# Do this:
Write out the whole listing word for word.

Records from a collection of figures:

::::::::::

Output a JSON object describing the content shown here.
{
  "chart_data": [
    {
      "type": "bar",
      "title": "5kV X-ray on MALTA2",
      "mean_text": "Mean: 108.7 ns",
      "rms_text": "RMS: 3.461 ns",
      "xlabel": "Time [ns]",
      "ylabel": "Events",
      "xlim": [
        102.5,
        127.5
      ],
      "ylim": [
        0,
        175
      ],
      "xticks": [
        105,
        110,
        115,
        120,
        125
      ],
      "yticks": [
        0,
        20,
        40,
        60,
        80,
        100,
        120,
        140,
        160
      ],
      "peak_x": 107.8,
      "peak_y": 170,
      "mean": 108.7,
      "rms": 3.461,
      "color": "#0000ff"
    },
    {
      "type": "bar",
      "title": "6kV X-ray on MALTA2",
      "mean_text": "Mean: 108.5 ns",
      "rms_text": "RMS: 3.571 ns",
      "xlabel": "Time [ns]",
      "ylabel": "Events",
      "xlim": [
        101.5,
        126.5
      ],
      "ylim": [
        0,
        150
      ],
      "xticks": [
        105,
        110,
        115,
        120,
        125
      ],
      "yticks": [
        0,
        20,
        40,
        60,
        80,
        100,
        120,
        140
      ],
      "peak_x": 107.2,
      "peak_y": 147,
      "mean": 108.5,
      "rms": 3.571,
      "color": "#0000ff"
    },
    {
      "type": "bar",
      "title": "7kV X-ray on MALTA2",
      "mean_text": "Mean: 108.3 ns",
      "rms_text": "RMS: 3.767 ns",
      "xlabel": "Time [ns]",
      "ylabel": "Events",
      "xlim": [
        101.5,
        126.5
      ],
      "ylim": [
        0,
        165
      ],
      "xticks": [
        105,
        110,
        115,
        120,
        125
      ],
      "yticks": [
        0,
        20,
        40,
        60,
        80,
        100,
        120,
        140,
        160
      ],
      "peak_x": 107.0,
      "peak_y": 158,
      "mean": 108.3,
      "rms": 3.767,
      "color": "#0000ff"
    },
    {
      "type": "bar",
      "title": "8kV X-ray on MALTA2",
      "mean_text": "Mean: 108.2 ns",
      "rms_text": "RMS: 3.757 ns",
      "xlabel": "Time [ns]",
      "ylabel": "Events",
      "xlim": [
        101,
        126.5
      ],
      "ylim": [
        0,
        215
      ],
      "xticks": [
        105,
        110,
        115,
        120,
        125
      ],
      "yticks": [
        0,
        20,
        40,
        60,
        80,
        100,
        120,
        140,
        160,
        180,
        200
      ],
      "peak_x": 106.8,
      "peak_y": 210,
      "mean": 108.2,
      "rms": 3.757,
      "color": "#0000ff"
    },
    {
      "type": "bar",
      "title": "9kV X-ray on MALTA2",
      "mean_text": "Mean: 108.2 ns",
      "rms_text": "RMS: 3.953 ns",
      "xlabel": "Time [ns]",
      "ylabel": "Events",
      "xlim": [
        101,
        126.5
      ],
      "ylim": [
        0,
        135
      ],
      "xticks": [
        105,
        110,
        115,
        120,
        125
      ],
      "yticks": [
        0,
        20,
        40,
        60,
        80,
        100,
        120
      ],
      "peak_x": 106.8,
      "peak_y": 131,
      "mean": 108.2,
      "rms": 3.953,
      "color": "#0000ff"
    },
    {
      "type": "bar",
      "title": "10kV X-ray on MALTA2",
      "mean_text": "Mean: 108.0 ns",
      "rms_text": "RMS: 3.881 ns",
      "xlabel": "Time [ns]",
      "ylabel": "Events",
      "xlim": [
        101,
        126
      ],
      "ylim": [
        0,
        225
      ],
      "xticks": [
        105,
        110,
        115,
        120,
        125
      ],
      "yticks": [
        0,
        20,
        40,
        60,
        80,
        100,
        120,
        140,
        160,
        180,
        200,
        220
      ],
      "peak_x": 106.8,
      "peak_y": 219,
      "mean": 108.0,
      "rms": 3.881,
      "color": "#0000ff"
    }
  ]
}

::::::::::

# Expected answer:
Output a JSON object describing the content shown here.
{
  "chart_data": [
    {
      "type": "bar",
      "title": "5kV X-ray on MALTA2",
      "mean_text": "Mean: 108.7 ns",
      "rms_text": "RMS: 3.461 ns",
      "xlabel": "Time [ns]",
      "ylabel": "Events",
      "xlim": [
        102.5,
        127.5
      ],
      "ylim": [
        0,
        175
      ],
      "xticks": [
        105,
        110,
        115,
        120,
        125
      ],
      "yticks": [
        0,
        20,
        40,
        60,
        80,
        100,
        120,
        140,
        160
      ],
      "peak_x": 107.8,
      "peak_y": 170,
      "mean": 108.7,
      "rms": 3.461,
      "color": "#0000ff"
    },
    {
      "type": "bar",
      "title": "6kV X-ray on MALTA2",
      "mean_text": "Mean: 108.5 ns",
      "rms_text": "RMS: 3.571 ns",
      "xlabel": "Time [ns]",
      "ylabel": "Events",
      "xlim": [
        101.5,
        126.5
      ],
      "ylim": [
        0,
        150
      ],
      "xticks": [
        105,
        110,
        115,
        120,
        125
      ],
      "yticks": [
        0,
        20,
        40,
        60,
        80,
        100,
        120,
        140
      ],
      "peak_x": 107.2,
      "peak_y": 147,
      "mean": 108.5,
      "rms": 3.571,
      "color": "#0000ff"
    },
    {
      "type": "bar",
      "title": "7kV X-ray on MALTA2",
      "mean_text": "Mean: 108.3 ns",
      "rms_text": "RMS: 3.767 ns",
      "xlabel": "Time [ns]",
      "ylabel": "Events",
      "xlim": [
        101.5,
        126.5
      ],
      "ylim": [
        0,
        165
      ],
      "xticks": [
        105,
        110,
        115,
        120,
        125
      ],
      "yticks": [
        0,
        20,
        40,
        60,
        80,
        100,
        120,
        140,
        160
      ],
      "peak_x": 107.0,
      "peak_y": 158,
      "mean": 108.3,
      "rms": 3.767,
      "color": "#0000ff"
    },
    {
      "type": "bar",
      "title": "8kV X-ray on MALTA2",
      "mean_text": "Mean: 108.2 ns",
      "rms_text": "RMS: 3.757 ns",
      "xlabel": "Time [ns]",
      "ylabel": "Events",
      "xlim": [
        101,
        126.5
      ],
      "ylim": [
        0,
        215
      ],
      "xticks": [
        105,
        110,
        115,
        120,
        125
      ],
      "yticks": [
        0,
        20,
        40,
        60,
        80,
        100,
        120,
        140,
        160,
        180,
        200
      ],
      "peak_x": 106.8,
      "peak_y": 210,
      "mean": 108.2,
      "rms": 3.757,
      "color": "#0000ff"
    },
    {
      "type": "bar",
      "title": "9kV X-ray on MALTA2",
      "mean_text": "Mean: 108.2 ns",
      "rms_text": "RMS: 3.953 ns",
      "xlabel": "Time [ns]",
      "ylabel": "Events",
      "xlim": [
        101,
        126.5
      ],
      "ylim": [
        0,
        135
      ],
      "xticks": [
        105,
        110,
        115,
        120,
        125
      ],
      "yticks": [
        0,
        20,
        40,
        60,
        80,
        100,
        120
      ],
      "peak_x": 106.8,
      "peak_y": 131,
      "mean": 108.2,
      "rms": 3.953,
      "color": "#0000ff"
    },
    {
      "type": "bar",
      "title": "10kV X-ray on MALTA2",
      "mean_text": "Mean: 108.0 ns",
      "rms_text": "RMS: 3.881 ns",
      "xlabel": "Time [ns]",
      "ylabel": "Events",
      "xlim": [
        101,
        126
      ],
      "ylim": [
        0,
        225
      ],
      "xticks": [
        105,
        110,
        115,
        120,
        125
      ],
      "yticks": [
        0,
        20,
        40,
        60,
        80,
        100,
        120,
        140,
        160,
        180,
        200,
        220
      ],
      "peak_x": 106.8,
      "peak_y": 219,
      "mean": 108.0,
      "rms": 3.881,
      "color": "#0000ff"
    }
  ]
}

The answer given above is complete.